— START OF Given data —
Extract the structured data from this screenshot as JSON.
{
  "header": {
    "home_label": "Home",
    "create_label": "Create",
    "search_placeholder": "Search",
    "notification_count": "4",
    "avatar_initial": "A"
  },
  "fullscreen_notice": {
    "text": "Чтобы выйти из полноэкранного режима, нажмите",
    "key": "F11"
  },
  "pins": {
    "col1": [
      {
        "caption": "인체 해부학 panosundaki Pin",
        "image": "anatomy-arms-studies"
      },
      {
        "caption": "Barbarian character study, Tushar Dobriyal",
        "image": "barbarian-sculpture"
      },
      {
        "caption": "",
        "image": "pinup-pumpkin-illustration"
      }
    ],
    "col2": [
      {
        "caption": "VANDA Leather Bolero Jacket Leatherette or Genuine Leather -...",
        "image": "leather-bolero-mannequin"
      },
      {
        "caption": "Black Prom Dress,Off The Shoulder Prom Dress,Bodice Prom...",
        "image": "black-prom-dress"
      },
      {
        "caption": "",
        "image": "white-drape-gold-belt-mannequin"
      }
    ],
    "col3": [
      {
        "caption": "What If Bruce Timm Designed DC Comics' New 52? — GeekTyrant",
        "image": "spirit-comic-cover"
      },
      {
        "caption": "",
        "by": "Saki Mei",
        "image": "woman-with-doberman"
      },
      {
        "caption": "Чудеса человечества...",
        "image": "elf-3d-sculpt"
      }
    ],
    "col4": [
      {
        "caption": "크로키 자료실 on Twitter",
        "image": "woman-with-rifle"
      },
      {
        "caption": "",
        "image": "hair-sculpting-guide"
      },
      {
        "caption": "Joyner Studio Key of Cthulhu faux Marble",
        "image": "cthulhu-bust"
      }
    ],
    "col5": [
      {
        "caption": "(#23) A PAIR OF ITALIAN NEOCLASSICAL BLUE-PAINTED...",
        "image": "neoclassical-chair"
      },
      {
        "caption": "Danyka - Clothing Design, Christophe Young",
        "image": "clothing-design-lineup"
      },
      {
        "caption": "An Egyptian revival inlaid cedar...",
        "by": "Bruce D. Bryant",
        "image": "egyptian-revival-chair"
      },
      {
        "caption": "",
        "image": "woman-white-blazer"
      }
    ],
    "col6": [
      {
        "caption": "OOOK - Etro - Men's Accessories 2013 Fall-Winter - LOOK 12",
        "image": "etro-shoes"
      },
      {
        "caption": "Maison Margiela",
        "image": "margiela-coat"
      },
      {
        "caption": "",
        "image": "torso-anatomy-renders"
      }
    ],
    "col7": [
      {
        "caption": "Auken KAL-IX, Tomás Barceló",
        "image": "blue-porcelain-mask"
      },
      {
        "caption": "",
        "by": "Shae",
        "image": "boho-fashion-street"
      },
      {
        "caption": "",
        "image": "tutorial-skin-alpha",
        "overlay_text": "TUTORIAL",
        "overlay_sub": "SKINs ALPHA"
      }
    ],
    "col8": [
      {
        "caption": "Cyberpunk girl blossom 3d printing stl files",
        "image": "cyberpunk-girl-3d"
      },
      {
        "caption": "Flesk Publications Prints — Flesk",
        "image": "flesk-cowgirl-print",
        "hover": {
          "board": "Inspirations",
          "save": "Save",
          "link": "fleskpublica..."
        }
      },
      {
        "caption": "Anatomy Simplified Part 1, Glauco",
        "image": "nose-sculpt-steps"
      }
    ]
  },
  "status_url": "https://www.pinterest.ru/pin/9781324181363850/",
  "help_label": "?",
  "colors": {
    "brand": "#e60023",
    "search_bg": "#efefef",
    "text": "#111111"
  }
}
— END OF Given data —
— Task objective —
Using the data above, reproduce every line exactly.

— Task output —
Extract the structured data from this screenshot as JSON.
{
  "header": {
    "home_label": "Home",
    "create_label": "Create",
    "search_placeholder": "Search",
    "notification_count": "4",
    "avatar_initial": "A"
  },
  "fullscreen_notice": {
    "text": "Чтобы выйти из полноэкранного режима, нажмите",
    "key": "F11"
  },
  "pins": {
    "col1": [
      {
        "caption": "인체 해부학 panosundaki Pin",
        "image": "anatomy-arms-studies"
      },
      {
        "caption": "Barbarian character study, Tushar Dobriyal",
        "image": "barbarian-sculpture"
      },
      {
        "caption": "",
        "image": "pinup-pumpkin-illustration"
      }
    ],
    "col2": [
      {
        "caption": "VANDA Leather Bolero Jacket Leatherette or Genuine Leather -...",
        "image": "leather-bolero-mannequin"
      },
      {
        "caption": "Black Prom Dress,Off The Shoulder Prom Dress,Bodice Prom...",
        "image": "black-prom-dress"
      },
      {
        "caption": "",
        "image": "white-drape-gold-belt-mannequin"
      }
    ],
    "col3": [
      {
        "caption": "What If Bruce Timm Designed DC Comics' New 52? — GeekTyrant",
        "image": "spirit-comic-cover"
      },
      {
        "caption": "",
        "by": "Saki Mei",
        "image": "woman-with-doberman"
      },
      {
        "caption": "Чудеса человечества...",
        "image": "elf-3d-sculpt"
      }
    ],
    "col4": [
      {
        "caption": "크로키 자료실 on Twitter",
        "image": "woman-with-rifle"
      },
      {
        "caption": "",
        "image": "hair-sculpting-guide"
      },
      {
        "caption": "Joyner Studio Key of Cthulhu faux Marble",
        "image": "cthulhu-bust"
      }
    ],
    "col5": [
      {
        "caption": "(#23) A PAIR OF ITALIAN NEOCLASSICAL BLUE-PAINTED...",
        "image": "neoclassical-chair"
      },
      {
        "caption": "Danyka - Clothing Design, Christophe Young",
        "image": "clothing-design-lineup"
      },
      {
        "caption": "An Egyptian revival inlaid cedar...",
        "by": "Bruce D. Bryant",
        "image": "egyptian-revival-chair"
      },
      {
        "caption": "",
        "image": "woman-white-blazer"
      }
    ],
    "col6": [
      {
        "caption": "OOOK - Etro - Men's Accessories 2013 Fall-Winter - LOOK 12",
        "image": "etro-shoes"
      },
      {
        "caption": "Maison Margiela",
        "image": "margiela-coat"
      },
      {
        "caption": "",
        "image": "torso-anatomy-renders"
      }
    ],
    "col7": [
      {
        "caption": "Auken KAL-IX, Tomás Barceló",
        "image": "blue-porcelain-mask"
      },
      {
        "caption": "",
        "by": "Shae",
        "image": "boho-fashion-street"
      },
      {
        "caption": "",
        "image": "tutorial-skin-alpha",
        "overlay_text": "TUTORIAL",
        "overlay_sub": "SKINs ALPHA"
      }
    ],
    "col8": [
      {
        "caption": "Cyberpunk girl blossom 3d printing stl files",
        "image": "cyberpunk-girl-3d"
      },
      {
        "caption": "Flesk Publications Prints — Flesk",
        "image": "flesk-cowgirl-print",
        "hover": {
          "board": "Inspirations",
          "save": "Save",
          "link": "fleskpublica..."
        }
      },
      {
        "caption": "Anatomy Simplified Part 1, Glauco",
        "image": "nose-sculpt-steps"
      }
    ]
  },
  "status_url": "https://www.pinterest.ru/pin/9781324181363850/",
  "help_label": "?",
  "colors": {
    "brand": "#e60023",
    "search_bg": "#efefef",
    "text": "#111111"
  }
}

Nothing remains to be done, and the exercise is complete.